WHAT YOU NEED TO DO
Every line that includes the word "correa" is to be listed.

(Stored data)
* START *

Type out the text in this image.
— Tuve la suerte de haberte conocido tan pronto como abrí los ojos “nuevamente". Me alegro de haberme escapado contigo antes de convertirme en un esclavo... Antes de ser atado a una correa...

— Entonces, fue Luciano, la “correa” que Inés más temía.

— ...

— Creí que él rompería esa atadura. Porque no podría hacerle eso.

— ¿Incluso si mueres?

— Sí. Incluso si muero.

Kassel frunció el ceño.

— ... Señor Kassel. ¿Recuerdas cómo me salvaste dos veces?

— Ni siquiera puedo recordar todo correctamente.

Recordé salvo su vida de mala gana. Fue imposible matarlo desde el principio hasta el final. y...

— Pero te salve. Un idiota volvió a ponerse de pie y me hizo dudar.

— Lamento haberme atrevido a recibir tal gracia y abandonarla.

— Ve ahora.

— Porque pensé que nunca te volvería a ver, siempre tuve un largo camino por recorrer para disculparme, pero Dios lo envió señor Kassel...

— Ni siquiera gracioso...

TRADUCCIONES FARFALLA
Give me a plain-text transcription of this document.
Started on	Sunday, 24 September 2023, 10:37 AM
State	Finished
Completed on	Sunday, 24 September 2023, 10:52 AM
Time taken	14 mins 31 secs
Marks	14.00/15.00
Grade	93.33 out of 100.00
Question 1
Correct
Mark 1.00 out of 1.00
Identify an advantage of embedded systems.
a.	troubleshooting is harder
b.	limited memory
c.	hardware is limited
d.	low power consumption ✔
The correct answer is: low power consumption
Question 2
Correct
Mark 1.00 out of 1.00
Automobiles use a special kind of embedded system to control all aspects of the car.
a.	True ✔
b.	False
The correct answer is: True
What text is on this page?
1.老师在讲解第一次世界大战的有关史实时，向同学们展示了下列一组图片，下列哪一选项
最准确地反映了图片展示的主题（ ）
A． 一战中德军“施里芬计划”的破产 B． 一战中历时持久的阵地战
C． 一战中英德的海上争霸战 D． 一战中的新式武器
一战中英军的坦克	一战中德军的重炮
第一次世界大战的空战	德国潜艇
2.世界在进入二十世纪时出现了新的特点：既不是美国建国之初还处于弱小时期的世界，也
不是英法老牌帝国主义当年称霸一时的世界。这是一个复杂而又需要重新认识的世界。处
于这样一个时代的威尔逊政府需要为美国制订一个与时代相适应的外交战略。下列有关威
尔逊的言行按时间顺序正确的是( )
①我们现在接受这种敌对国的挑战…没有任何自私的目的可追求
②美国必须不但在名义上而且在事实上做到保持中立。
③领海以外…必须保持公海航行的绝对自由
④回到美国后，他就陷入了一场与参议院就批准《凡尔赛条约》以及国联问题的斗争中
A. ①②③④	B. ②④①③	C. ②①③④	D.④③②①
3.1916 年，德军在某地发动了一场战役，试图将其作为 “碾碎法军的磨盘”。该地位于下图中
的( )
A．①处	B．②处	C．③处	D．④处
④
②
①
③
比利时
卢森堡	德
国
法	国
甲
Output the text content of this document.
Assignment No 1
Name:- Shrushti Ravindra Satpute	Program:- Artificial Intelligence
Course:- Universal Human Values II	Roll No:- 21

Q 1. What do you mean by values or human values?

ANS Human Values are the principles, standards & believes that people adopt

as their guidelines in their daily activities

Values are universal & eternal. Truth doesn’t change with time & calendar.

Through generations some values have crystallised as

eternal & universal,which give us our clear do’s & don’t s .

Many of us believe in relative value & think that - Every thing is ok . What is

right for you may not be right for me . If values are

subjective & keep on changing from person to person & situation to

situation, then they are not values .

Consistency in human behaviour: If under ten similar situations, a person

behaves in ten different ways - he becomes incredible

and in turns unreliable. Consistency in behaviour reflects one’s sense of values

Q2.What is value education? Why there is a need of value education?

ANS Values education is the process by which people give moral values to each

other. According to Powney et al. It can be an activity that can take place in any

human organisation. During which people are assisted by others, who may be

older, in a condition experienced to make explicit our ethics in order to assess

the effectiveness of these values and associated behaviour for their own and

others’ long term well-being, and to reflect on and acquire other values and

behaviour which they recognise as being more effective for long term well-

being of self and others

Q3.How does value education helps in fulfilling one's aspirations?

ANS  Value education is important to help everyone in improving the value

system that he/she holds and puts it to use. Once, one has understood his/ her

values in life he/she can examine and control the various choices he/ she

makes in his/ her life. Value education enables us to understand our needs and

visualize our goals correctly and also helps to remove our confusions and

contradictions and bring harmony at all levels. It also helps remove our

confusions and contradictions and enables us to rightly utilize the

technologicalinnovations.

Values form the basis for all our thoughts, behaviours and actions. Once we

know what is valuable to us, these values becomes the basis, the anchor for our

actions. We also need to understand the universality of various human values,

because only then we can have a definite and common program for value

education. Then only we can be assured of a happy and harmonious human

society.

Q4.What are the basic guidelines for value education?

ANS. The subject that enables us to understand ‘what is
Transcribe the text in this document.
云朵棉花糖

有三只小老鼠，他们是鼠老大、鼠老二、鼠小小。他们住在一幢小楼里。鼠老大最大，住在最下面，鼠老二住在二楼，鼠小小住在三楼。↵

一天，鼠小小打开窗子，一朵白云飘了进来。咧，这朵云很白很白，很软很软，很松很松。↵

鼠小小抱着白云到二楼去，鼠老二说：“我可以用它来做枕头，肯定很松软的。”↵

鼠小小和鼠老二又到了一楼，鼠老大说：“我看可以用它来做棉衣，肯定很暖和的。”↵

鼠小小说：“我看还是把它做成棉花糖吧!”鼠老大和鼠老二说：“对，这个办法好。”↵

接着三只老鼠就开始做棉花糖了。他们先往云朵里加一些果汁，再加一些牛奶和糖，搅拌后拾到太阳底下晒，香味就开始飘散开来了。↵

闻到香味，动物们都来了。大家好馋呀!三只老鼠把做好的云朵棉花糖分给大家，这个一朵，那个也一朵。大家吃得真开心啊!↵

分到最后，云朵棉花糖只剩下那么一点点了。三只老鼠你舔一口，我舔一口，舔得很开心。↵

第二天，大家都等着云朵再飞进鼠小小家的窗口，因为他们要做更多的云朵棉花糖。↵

* END *

WRITTEN ANSWER
— Tuve la suerte de haberte conocido tan pronto como abrí los ojos “nuevamente". Me alegro de haberme escapado contigo antes de convertirme en un esclavo... Antes de ser atado a una correa...
— Entonces, fue Luciano, la “correa” que Inés más temía.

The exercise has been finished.